Aim of the exercise: Locate each line in the records containing "this". Copy it.
── Record excerpts ──
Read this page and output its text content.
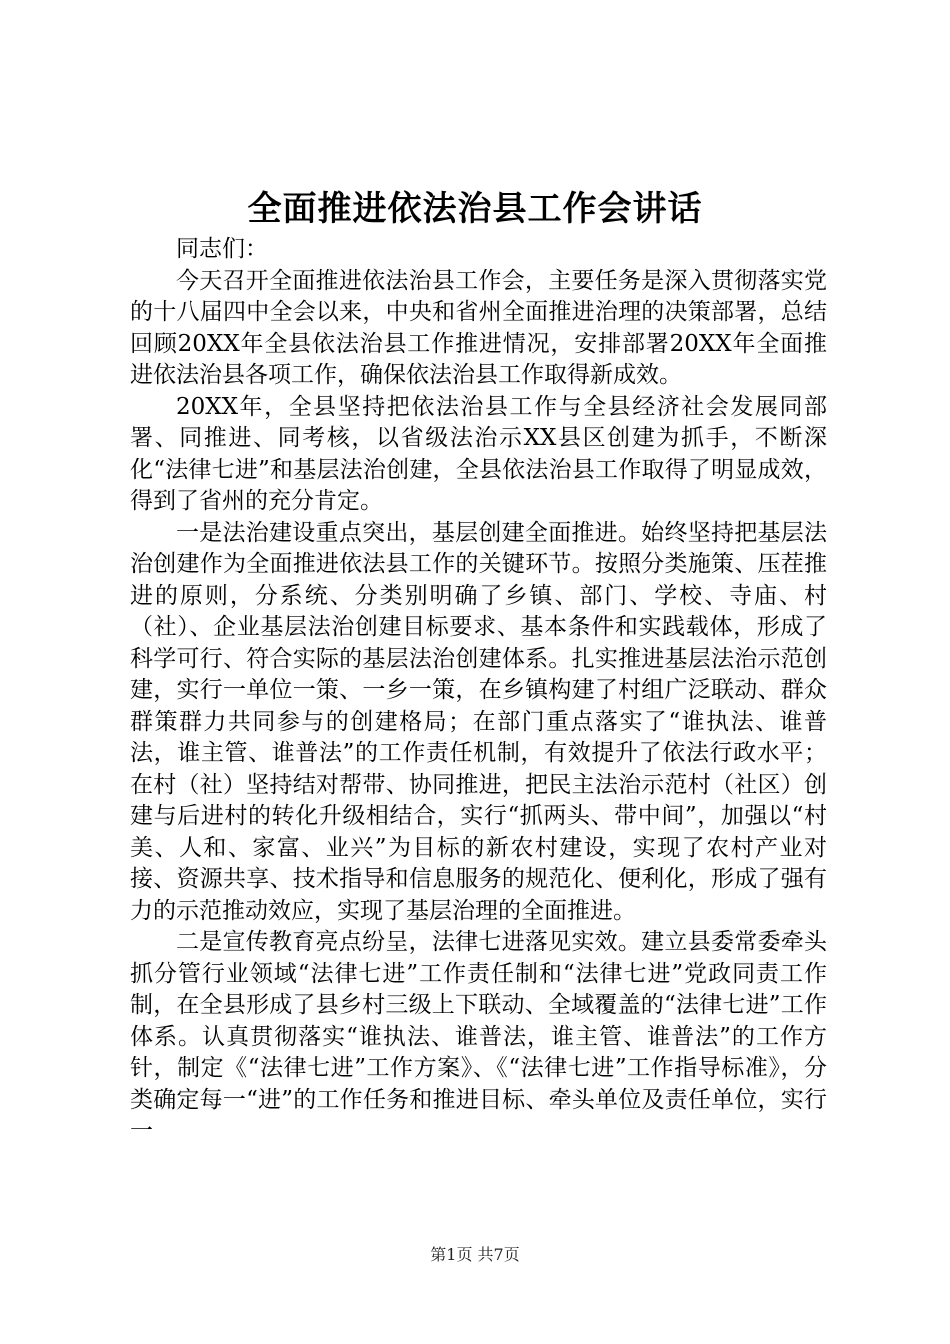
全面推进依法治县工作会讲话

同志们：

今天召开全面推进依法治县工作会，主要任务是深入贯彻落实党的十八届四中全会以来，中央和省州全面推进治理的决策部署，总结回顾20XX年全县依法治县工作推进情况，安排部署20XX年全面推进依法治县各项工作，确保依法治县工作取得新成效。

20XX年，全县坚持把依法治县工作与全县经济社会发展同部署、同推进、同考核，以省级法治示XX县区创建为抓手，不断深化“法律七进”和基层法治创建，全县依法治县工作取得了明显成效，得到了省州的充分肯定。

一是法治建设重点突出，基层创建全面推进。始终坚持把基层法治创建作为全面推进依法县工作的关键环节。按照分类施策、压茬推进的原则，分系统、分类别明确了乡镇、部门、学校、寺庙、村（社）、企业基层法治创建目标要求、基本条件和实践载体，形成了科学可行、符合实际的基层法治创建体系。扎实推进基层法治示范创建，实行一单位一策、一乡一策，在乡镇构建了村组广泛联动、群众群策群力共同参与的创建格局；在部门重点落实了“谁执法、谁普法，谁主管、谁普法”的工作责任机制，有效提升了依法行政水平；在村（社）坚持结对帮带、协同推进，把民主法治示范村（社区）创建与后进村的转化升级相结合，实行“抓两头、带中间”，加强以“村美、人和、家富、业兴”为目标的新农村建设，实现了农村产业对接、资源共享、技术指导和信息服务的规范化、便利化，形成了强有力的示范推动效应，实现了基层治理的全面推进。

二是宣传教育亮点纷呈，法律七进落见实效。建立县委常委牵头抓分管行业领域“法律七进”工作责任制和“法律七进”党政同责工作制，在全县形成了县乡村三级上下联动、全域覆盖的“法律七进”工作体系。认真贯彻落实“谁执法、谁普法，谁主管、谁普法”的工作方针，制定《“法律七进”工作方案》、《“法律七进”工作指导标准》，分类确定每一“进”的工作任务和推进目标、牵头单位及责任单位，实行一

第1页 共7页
───
── Record excerpts ──
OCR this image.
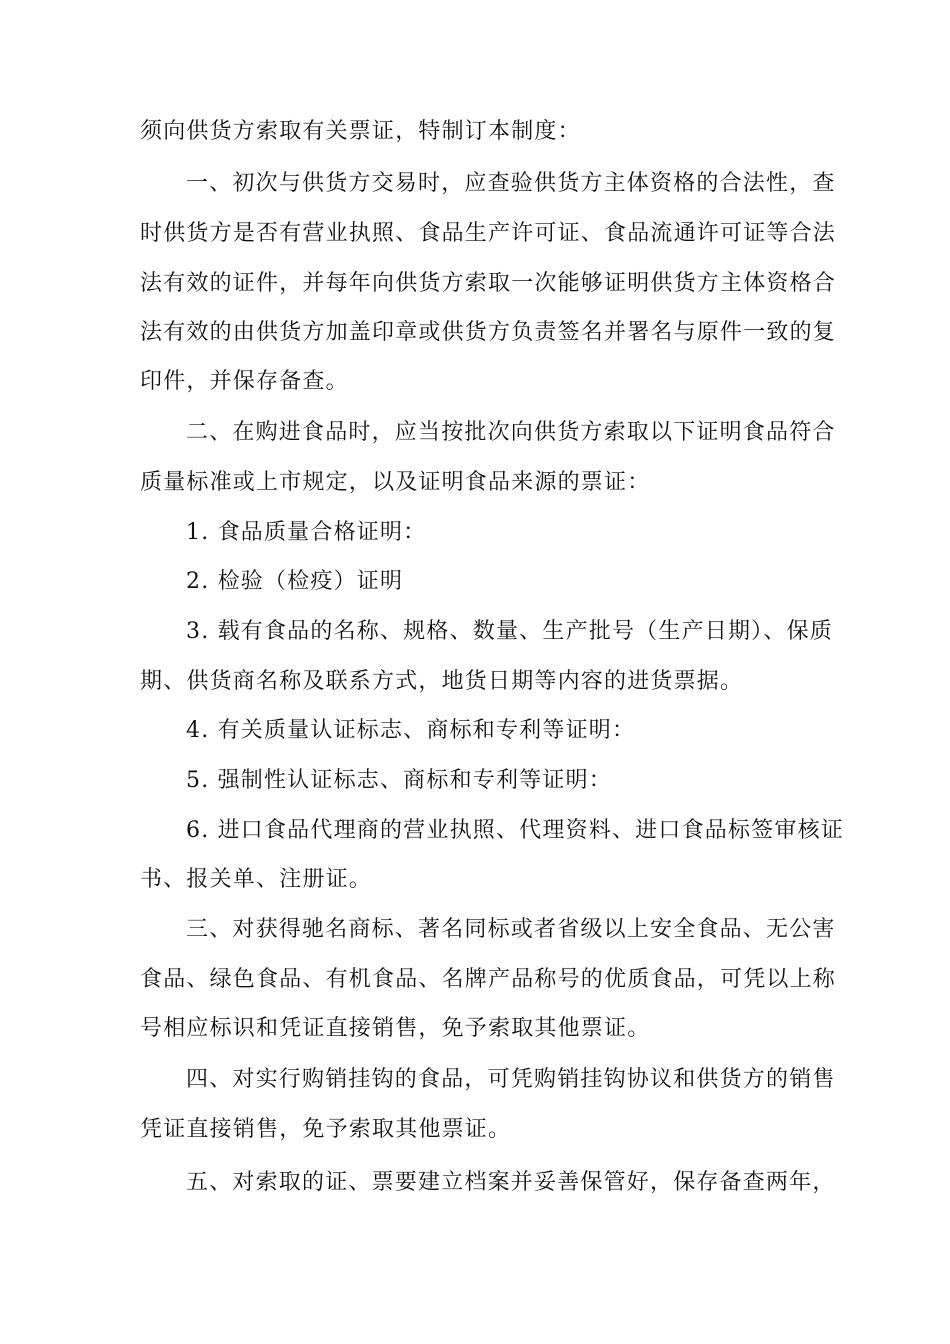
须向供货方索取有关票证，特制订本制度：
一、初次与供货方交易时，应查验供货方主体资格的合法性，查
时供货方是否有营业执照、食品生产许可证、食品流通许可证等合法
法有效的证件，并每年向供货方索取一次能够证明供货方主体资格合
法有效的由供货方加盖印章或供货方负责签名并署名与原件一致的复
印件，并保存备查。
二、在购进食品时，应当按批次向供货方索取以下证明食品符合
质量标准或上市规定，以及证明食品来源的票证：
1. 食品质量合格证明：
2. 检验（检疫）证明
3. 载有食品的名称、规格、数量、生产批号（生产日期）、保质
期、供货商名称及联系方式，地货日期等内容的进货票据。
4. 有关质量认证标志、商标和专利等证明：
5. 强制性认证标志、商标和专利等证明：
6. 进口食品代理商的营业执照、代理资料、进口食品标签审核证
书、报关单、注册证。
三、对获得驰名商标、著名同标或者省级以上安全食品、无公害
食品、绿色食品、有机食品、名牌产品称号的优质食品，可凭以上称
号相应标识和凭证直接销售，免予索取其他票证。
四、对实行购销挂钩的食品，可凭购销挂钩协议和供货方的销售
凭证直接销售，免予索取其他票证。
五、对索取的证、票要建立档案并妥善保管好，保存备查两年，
───
Task output:
Read this page and output its text content.
OCR this image.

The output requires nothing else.